=== SUPPLIED RECORDS ===
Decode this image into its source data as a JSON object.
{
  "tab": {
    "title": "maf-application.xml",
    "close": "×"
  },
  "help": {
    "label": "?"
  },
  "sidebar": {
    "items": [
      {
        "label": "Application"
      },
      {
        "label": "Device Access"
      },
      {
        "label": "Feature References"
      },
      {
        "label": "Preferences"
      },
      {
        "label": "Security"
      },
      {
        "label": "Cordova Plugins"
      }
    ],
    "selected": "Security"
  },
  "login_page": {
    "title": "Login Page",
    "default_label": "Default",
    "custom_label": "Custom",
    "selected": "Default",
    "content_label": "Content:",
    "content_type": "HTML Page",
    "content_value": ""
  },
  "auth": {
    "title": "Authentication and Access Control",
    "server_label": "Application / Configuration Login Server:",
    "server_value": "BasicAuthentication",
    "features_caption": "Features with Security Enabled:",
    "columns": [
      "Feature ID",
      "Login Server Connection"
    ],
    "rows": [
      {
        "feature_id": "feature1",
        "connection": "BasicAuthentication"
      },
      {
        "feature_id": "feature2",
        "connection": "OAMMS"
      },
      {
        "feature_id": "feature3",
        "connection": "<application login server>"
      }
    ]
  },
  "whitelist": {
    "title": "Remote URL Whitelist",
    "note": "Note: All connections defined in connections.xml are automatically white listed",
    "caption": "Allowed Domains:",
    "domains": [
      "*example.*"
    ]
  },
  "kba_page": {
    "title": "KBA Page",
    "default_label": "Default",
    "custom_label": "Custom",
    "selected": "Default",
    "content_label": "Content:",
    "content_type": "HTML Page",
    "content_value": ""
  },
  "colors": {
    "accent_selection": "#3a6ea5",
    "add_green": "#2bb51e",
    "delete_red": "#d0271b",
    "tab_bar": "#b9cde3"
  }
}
===
* _WHAT YOU WILL DO_
Exactly reproduce every line of the data above.

* _SOLUTION FOR THIS EXERCISE_
Decode this image into its source data as a JSON object.
{
  "tab": {
    "title": "maf-application.xml",
    "close": "×"
  },
  "help": {
    "label": "?"
  },
  "sidebar": {
    "items": [
      {
        "label": "Application"
      },
      {
        "label": "Device Access"
      },
      {
        "label": "Feature References"
      },
      {
        "label": "Preferences"
      },
      {
        "label": "Security"
      },
      {
        "label": "Cordova Plugins"
      }
    ],
    "selected": "Security"
  },
  "login_page": {
    "title": "Login Page",
    "default_label": "Default",
    "custom_label": "Custom",
    "selected": "Default",
    "content_label": "Content:",
    "content_type": "HTML Page",
    "content_value": ""
  },
  "auth": {
    "title": "Authentication and Access Control",
    "server_label": "Application / Configuration Login Server:",
    "server_value": "BasicAuthentication",
    "features_caption": "Features with Security Enabled:",
    "columns": [
      "Feature ID",
      "Login Server Connection"
    ],
    "rows": [
      {
        "feature_id": "feature1",
        "connection": "BasicAuthentication"
      },
      {
        "feature_id": "feature2",
        "connection": "OAMMS"
      },
      {
        "feature_id": "feature3",
        "connection": "<application login server>"
      }
    ]
  },
  "whitelist": {
    "title": "Remote URL Whitelist",
    "note": "Note: All connections defined in connections.xml are automatically white listed",
    "caption": "Allowed Domains:",
    "domains": [
      "*example.*"
    ]
  },
  "kba_page": {
    "title": "KBA Page",
    "default_label": "Default",
    "custom_label": "Custom",
    "selected": "Default",
    "content_label": "Content:",
    "content_type": "HTML Page",
    "content_value": ""
  },
  "colors": {
    "accent_selection": "#3a6ea5",
    "add_green": "#2bb51e",
    "delete_red": "#d0271b",
    "tab_bar": "#b9cde3"
  }
}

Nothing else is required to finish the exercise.